(Items from a figure collection)
-- begin --
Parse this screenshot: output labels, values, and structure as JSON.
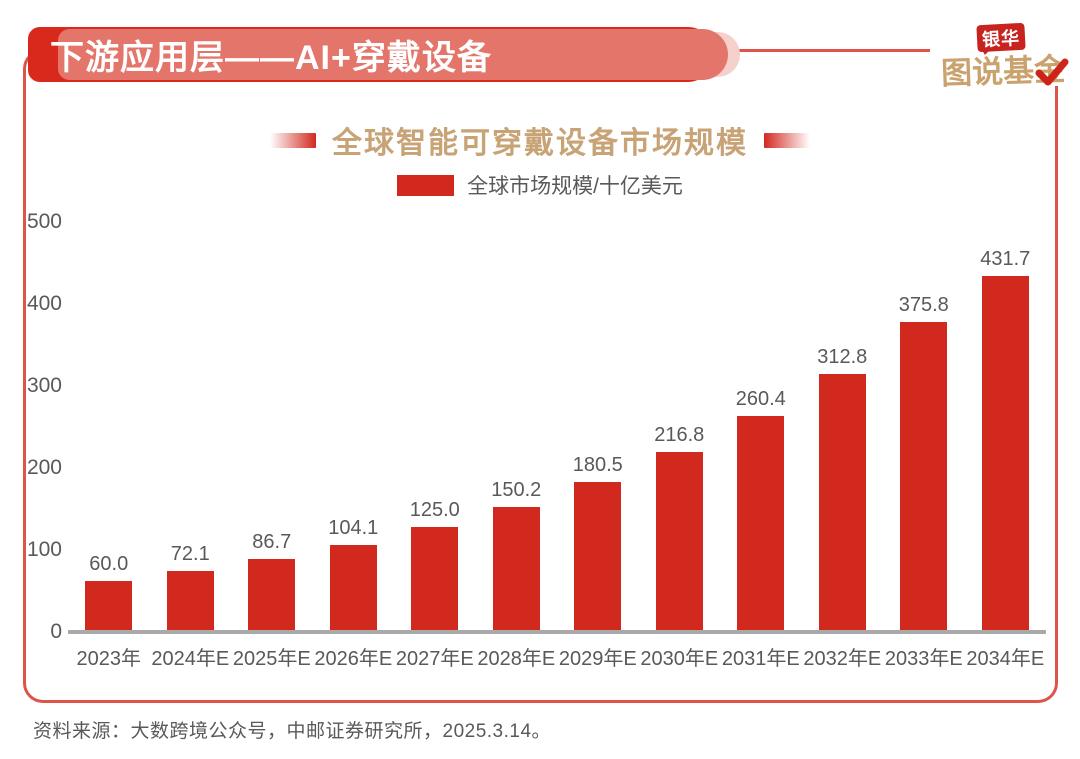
{
  "banner": {
    "title": "下游应用层——AI+穿戴设备"
  },
  "logo": {
    "badge_label": "银华",
    "brand_label": "图说基金"
  },
  "chart_header": {
    "title": "全球智能可穿戴设备市场规模"
  },
  "legend": {
    "label": "全球市场规模/十亿美元"
  },
  "footer": {
    "source_text": "资料来源：大数跨境公众号，中邮证券研究所，2025.3.14。"
  },
  "colors": {
    "bar_red": "#d2291f",
    "banner_red": "#d8291c",
    "frame_border_red": "#df544a",
    "logo_badge_red": "#c8231f",
    "check_red": "#ce2418",
    "title_gold": "#c7a376",
    "logo_gold": "#c9a26e",
    "text_gray": "#595959",
    "axis_gray": "#a9a9a9"
  },
  "chart_data": {
    "type": "bar",
    "title": "全球智能可穿戴设备市场规模",
    "categories": [
      "2023年",
      "2024年E",
      "2025年E",
      "2026年E",
      "2027年E",
      "2028年E",
      "2029年E",
      "2030年E",
      "2031年E",
      "2032年E",
      "2033年E",
      "2034年E"
    ],
    "values": [
      60.0,
      72.1,
      86.7,
      104.1,
      125.0,
      150.2,
      180.5,
      216.8,
      260.4,
      312.8,
      375.8,
      431.7
    ],
    "value_labels": [
      "60.0",
      "72.1",
      "86.7",
      "104.1",
      "125.0",
      "150.2",
      "180.5",
      "216.8",
      "260.4",
      "312.8",
      "375.8",
      "431.7"
    ],
    "series_name": "全球市场规模/十亿美元",
    "xlabel": "",
    "ylabel": "全球市场规模/十亿美元",
    "ylim": [
      0,
      500
    ],
    "yticks": [
      0,
      100,
      200,
      300,
      400,
      500
    ],
    "grid": false,
    "legend_position": "top",
    "bar_color": "#d2291f"
  }
}
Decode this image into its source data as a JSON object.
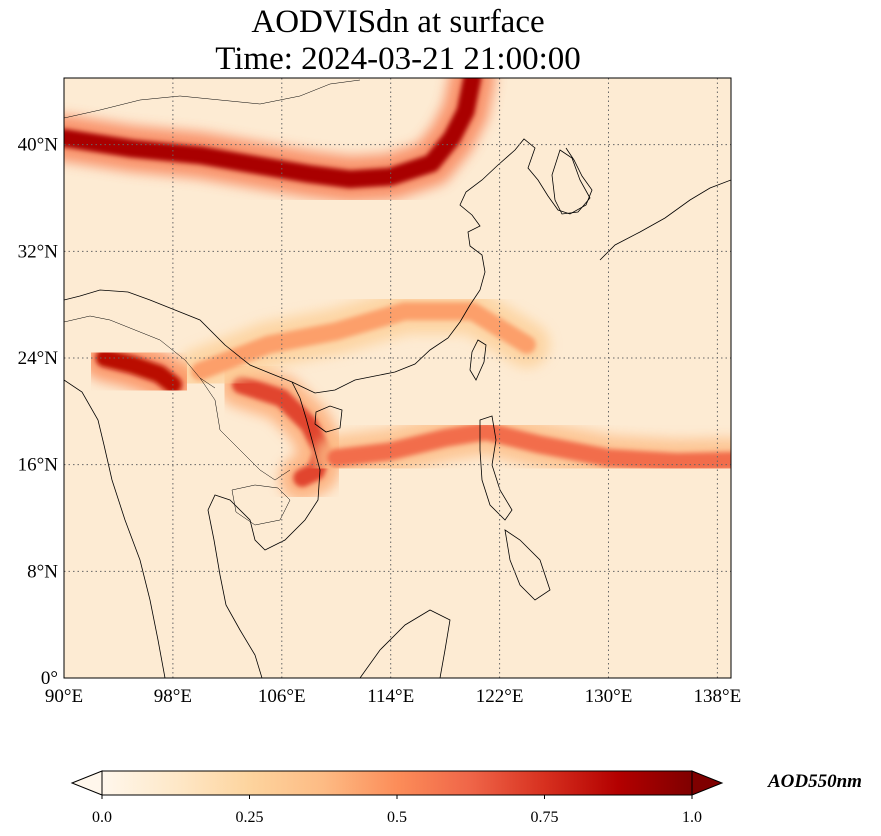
-- end --
> TASK OBJECTIVE: Make an exact reproduction of the listing above, without any pictures.

> OUTPUT FOR THIS EXERCISE:
Parse this screenshot: output labels, values, and structure as JSON.
{
  "banner": {
    "title": "下游应用层——AI+穿戴设备"
  },
  "logo": {
    "badge_label": "银华",
    "brand_label": "图说基金"
  },
  "chart_header": {
    "title": "全球智能可穿戴设备市场规模"
  },
  "legend": {
    "label": "全球市场规模/十亿美元"
  },
  "footer": {
    "source_text": "资料来源：大数跨境公众号，中邮证券研究所，2025.3.14。"
  },
  "colors": {
    "bar_red": "#d2291f",
    "banner_red": "#d8291c",
    "frame_border_red": "#df544a",
    "logo_badge_red": "#c8231f",
    "check_red": "#ce2418",
    "title_gold": "#c7a376",
    "logo_gold": "#c9a26e",
    "text_gray": "#595959",
    "axis_gray": "#a9a9a9"
  },
  "chart_data": {
    "type": "bar",
    "title": "全球智能可穿戴设备市场规模",
    "categories": [
      "2023年",
      "2024年E",
      "2025年E",
      "2026年E",
      "2027年E",
      "2028年E",
      "2029年E",
      "2030年E",
      "2031年E",
      "2032年E",
      "2033年E",
      "2034年E"
    ],
    "values": [
      60.0,
      72.1,
      86.7,
      104.1,
      125.0,
      150.2,
      180.5,
      216.8,
      260.4,
      312.8,
      375.8,
      431.7
    ],
    "value_labels": [
      "60.0",
      "72.1",
      "86.7",
      "104.1",
      "125.0",
      "150.2",
      "180.5",
      "216.8",
      "260.4",
      "312.8",
      "375.8",
      "431.7"
    ],
    "series_name": "全球市场规模/十亿美元",
    "xlabel": "",
    "ylabel": "全球市场规模/十亿美元",
    "ylim": [
      0,
      500
    ],
    "yticks": [
      0,
      100,
      200,
      300,
      400,
      500
    ],
    "grid": false,
    "legend_position": "top",
    "bar_color": "#d2291f"
  }
}
Decode this image into its source data as a JSON object.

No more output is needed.